***** Brano del documento

Domenica
14 luglio 2013– XV Domenica del Tempo Ordinario
Lc 10,25-37
Ed ecco, un dottore
della Legge si alzò per metterlo alla prova e chiese: «Maestro, che cosa devo
fare per ereditare la vita eterna?». Gesù gli disse: «Che cosa sta scritto
nella Legge? Come leggi?». Costui rispose: «Amerai il Signore tuo Dio con tutto il tuo cuore, con tutta la tua
anima, con tutta la tua forza e con
tutta la tua mente, e il tuo prossimo come te stesso». Gli disse: «Hai
risposto bene; fa' questo e vivrai».
Ma quello, volendo
giustificarsi, disse a Gesù: «E chi è mio prossimo?». Gesù riprese: «Un uomo
scendeva da Gerusalemme a Gerico e cadde nelle mani dei briganti, che gli
portarono via tutto, lo percossero a sangue e se ne andarono, lasciandolo mezzo
morto. Per caso, un sacerdote scendeva per quella medesima strada e, quando lo
vide, passò oltre. Anche un levita, giunto in quel luogo, vide e passò oltre.
Invece un Samaritano, che era in viaggio, passandogli accanto, vide e ne ebbe
compassione. Gli si fece vicino, gli fasciò le ferite, versandovi olio e vino;
poi lo caricò sulla sua cavalcatura, lo portò in un albergo e si prese cura di
lui. Il giorno seguente, tirò fuori due denari e li diede all'albergatore,
dicendo: «Abbi cura di lui; ciò che spenderai in più, te lo pagherò al mio
ritorno». Chi di questi tre ti sembra sia stato prossimo di colui che è caduto
nelle mani dei briganti?». Quello rispose: «Chi ha avuto compassione di lui».
Gesù gli disse: «Va' e anche tu fa' così».
L’annuncio della
buona novella fatto da Gesù, cioè che l’amore di Dio è riversato a tutta
l’umanità indipendentemente dal proprio comportamento, provoca la reazione
stizzita di qualcuno che non sopporta questo messaggio, di un dottore della
legge, cioè uno scriba, uno degli esperti conoscitori della legge. "Ed
ecco si alza un dottore della legge". Si alza per tentarlo chiamandolo
"Maestro", che falsità! Chiamare una persona con il titolo di maestro
vuol dire aspettarsi di imparare qualcosa, ma lui non vuole imparare nulla da
Gesù; vuole soltanto controllare se Gesù è in linea con il loro insegnamento, e
chiede "che cosa devo fare per ereditare la vita(2)?".

**********

[Consegna 1] Cita dal commento sulla parabola del buon Samaritano il passo che comincia con "Ma quello, volendo" e prosegue fino a "e passò oltre.".
[Consegna 2] Scrivi il seguito del commento sulla parabola del buon Samaritano, riprendendo subito dopo l'ultima frase riportata.

***** Righe di dati

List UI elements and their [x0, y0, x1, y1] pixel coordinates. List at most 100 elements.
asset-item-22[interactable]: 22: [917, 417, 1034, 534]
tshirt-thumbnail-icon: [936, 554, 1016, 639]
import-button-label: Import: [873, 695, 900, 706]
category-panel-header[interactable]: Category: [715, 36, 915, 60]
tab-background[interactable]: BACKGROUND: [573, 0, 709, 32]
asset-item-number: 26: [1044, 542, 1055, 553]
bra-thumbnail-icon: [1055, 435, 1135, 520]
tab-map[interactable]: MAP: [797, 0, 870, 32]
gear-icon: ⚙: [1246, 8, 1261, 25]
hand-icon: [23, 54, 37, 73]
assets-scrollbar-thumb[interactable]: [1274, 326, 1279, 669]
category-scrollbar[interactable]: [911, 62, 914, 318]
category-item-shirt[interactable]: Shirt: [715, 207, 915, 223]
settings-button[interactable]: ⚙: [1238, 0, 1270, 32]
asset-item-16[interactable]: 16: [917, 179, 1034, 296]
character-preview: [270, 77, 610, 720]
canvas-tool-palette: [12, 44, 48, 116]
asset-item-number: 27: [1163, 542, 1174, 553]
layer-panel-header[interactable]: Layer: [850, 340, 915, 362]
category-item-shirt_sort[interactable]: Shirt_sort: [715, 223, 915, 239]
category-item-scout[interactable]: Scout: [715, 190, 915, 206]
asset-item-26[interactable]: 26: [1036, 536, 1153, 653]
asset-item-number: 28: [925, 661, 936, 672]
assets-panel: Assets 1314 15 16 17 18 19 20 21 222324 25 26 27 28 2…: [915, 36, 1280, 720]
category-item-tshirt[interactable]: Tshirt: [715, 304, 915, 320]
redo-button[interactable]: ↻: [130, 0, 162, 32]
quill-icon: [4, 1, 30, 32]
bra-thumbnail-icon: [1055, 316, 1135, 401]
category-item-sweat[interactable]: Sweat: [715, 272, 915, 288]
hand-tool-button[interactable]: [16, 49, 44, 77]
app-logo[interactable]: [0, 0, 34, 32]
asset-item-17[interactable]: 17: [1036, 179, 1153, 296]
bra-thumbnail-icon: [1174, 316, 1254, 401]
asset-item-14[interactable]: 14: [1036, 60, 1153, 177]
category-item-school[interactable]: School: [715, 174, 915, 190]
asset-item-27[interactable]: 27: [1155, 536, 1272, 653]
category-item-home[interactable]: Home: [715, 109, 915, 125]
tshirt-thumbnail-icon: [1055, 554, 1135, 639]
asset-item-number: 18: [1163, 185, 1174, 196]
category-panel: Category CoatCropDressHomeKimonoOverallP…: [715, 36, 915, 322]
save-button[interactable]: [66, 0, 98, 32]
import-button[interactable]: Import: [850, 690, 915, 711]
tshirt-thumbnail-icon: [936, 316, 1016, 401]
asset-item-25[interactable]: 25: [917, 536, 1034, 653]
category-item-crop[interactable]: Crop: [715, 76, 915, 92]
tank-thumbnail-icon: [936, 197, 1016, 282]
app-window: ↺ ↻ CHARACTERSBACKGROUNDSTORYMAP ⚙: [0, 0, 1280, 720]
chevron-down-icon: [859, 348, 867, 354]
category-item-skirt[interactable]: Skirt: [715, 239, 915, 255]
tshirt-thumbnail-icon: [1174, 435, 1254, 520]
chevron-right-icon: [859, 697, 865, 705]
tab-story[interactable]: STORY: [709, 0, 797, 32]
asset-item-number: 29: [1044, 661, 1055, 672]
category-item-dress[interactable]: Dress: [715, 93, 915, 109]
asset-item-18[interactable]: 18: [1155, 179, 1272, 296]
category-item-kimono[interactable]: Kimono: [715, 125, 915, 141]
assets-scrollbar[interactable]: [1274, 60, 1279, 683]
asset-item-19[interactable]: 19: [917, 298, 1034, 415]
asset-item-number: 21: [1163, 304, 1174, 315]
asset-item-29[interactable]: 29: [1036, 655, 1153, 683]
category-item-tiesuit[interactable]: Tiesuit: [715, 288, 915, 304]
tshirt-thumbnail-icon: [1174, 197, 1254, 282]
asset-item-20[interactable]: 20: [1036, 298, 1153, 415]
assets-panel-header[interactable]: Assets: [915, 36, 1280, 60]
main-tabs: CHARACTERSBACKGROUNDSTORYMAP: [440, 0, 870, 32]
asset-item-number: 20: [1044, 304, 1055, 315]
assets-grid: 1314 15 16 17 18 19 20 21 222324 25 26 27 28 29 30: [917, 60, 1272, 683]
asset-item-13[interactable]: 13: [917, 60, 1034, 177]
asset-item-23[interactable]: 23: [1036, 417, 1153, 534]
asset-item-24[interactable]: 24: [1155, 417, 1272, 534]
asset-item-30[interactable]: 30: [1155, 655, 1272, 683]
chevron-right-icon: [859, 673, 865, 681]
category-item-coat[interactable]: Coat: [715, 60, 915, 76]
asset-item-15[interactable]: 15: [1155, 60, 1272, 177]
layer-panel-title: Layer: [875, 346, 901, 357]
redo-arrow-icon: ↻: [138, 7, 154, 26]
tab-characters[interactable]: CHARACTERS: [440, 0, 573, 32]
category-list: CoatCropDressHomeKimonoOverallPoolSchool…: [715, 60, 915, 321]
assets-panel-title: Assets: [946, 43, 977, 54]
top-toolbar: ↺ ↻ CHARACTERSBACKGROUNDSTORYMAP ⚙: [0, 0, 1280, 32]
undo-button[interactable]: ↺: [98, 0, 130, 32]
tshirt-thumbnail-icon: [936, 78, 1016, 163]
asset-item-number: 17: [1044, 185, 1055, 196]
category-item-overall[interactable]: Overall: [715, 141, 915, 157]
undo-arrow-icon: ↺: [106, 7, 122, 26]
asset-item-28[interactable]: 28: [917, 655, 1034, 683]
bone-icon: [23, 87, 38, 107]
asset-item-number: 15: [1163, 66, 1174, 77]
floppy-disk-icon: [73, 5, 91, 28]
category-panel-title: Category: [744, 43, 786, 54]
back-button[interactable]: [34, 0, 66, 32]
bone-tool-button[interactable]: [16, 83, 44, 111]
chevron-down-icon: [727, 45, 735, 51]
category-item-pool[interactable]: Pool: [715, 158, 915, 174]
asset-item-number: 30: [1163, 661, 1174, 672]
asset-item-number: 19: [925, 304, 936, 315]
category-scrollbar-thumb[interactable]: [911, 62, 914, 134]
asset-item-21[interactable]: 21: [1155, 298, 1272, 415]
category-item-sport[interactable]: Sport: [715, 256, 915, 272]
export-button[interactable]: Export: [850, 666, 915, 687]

**********

[Risultato 1]
Ma quello, volendo
giustificarsi, disse a Gesù: «E chi è mio prossimo?». Gesù riprese: «Un uomo
scendeva da Gerusalemme a Gerico e cadde nelle mani dei briganti, che gli
portarono via tutto, lo percossero a sangue e se ne andarono, lasciandolo mezzo
morto. Per caso, un sacerdote scendeva per quella medesima strada e, quando lo
vide, passò oltre. Anche un levita, giunto in quel luogo, vide e passò oltre.

[Risultato 2]
E’ interessante
questo problema della vita eterna. Gesù, nei vangeli, non ne parla mai, a Gesù
non interessa l’aldilà. Gesù non è venuto ad insegnare una nuova via per
raggiungere la vita eterna, a Gesù interessa il regno di Dio, cioè cambiare i
rapporti tra gli uomini in questo mondo. Colui che si era avvicinato a Gesù era
un esperto della legge, e Gesù si meraviglia della sua domanda, e gli risponde:
"Nella legge cosa c’è scritto?" Poi, con ironia Gesù aggiunge
"che capisci?". Non basta conoscere la Bibbia, bisogna anche
capirla.
Lo scriba rispondendo
dice "amerai il Signore Dio tuo con tutto il tuo cuore e con tutta la
tua vita e con tutta la tua forza e con tutta la tua mente". Lo
scriba, il dottore della legge risponde che per ottenere la vita eterna occorre
un amore a Dio assoluto e totale, e poi, prendendo un brano della legge dal
libro del Deuteronomio, aggiunge "e il prossimo tuo come te stesso".
Per lo scriba i due amori non sono uguali. Il prossimo non va amato con tutta
la mente, con tutta la forza, con tutta la vita. Al prossimo è rivolto un amore
relativo: ama il prossimo tuo come te stesso.
Questa risposta viene
accettata da Gesù solo perché è detta da uno scriba, ma è una risposta che non
ha diritto di cittadinanza nella comunità cristiana. Il cristiano non è colui
che ama Dio in maniera totale, assoluta, e il prossimo come se stesso; il
cristiano è colui che ama il prossimo in maniera assoluta e totale, come egli
si sente amato da Dio. Gesù, nel vangelo di Giovanni, lascia ai suoi un unico
comandamento, che sostituisce tutti gli altri comandamenti di Mosè: "amatevi
tra di voi come io vi ho amato"(2). Quindi l’amore verso
l’altro deve essere assoluto e totale.
Comunque Gesù prende
per buona la risposta dello scriba e, anche qui con ironia, gli risponde:
"la risposta è ortodossa". Ma lo scriba volendosi
giustificare, dice a Gesù: "e chi è il mio prossimo?".
All’epoca di Gesù
c’era in corso un dibattito, tra le varie scuole teologiche, su chi fosse il
prossimo. Si andava da circoli più ristretti che intendevano come prossimo
soltanto gli appartenenti al proprio clan famigliare, altri, in maniera più amplia,
arrivavano addirittura ad includere lo straniero che abitava in Israele, ma non
c’era accordo.
Gesù lo interrompe e
dice: "Un uomo scendeva da Gerusalemme verso Gerico(3) e si
imbatté nei briganti che lo spogliarono, lo percossero e poi se ne
andarono lasciandolo moribondo"; è importante questo dettaglio. Un
uomo ferito, in una strada deserta come quella che da Gerusalemme conduce a
Gerico non ha alcuna possibilità di sopravvivenza(4).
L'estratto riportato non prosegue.